## WHAT THE TASK REQUIRES
Transcribe all the entries word for word, skipping the pictures.

[Stored records]
[start]
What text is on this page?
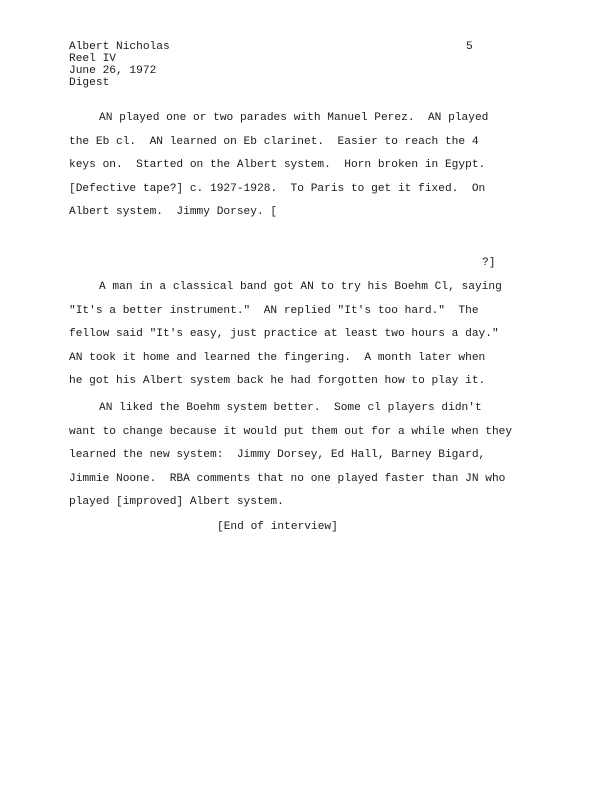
Albert Nicholas
Reel IV
June 26, 1972
Digest
5
AN played one or two parades with Manuel Perez.  AN played
the Eb cl.  AN learned on Eb clarinet.  Easier to reach the 4
keys on.  Started on the Albert system.  Horn broken in Egypt.
[Defective tape?] c. 1927-1928.  To Paris to get it fixed.  On
Albert system.  Jimmy Dorsey. [
?]
A man in a classical band got AN to try his Boehm Cl, saying
"It's a better instrument."  AN replied "It's too hard."  The
fellow said "It's easy, just practice at least two hours a day."
AN took it home and learned the fingering.  A month later when
he got his Albert system back he had forgotten how to play it.
AN liked the Boehm system better.  Some cl players didn't
want to change because it would put them out for a while when they
learned the new system:  Jimmy Dorsey, Ed Hall, Barney Bigard,
Jimmie Noone.  RBA comments that no one played faster than JN who
played [improved] Albert system.
[End of interview]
[end]
## PROBLEM SOLUTION
What text is on this page?
Albert Nicholas
Reel IV
June 26, 1972
Digest
5
AN played one or two parades with Manuel Perez.  AN played
the Eb cl.  AN learned on Eb clarinet.  Easier to reach the 4
keys on.  Started on the Albert system.  Horn broken in Egypt.
[Defective tape?] c. 1927-1928.  To Paris to get it fixed.  On
Albert system.  Jimmy Dorsey. [
?]
A man in a classical band got AN to try his Boehm Cl, saying
"It's a better instrument."  AN replied "It's too hard."  The
fellow said "It's easy, just practice at least two hours a day."
AN took it home and learned the fingering.  A month later when
he got his Albert system back he had forgotten how to play it.
AN liked the Boehm system better.  Some cl players didn't
want to change because it would put them out for a while when they
learned the new system:  Jimmy Dorsey, Ed Hall, Barney Bigard,
Jimmie Noone.  RBA comments that no one played faster than JN who
played [improved] Albert system.
[End of interview]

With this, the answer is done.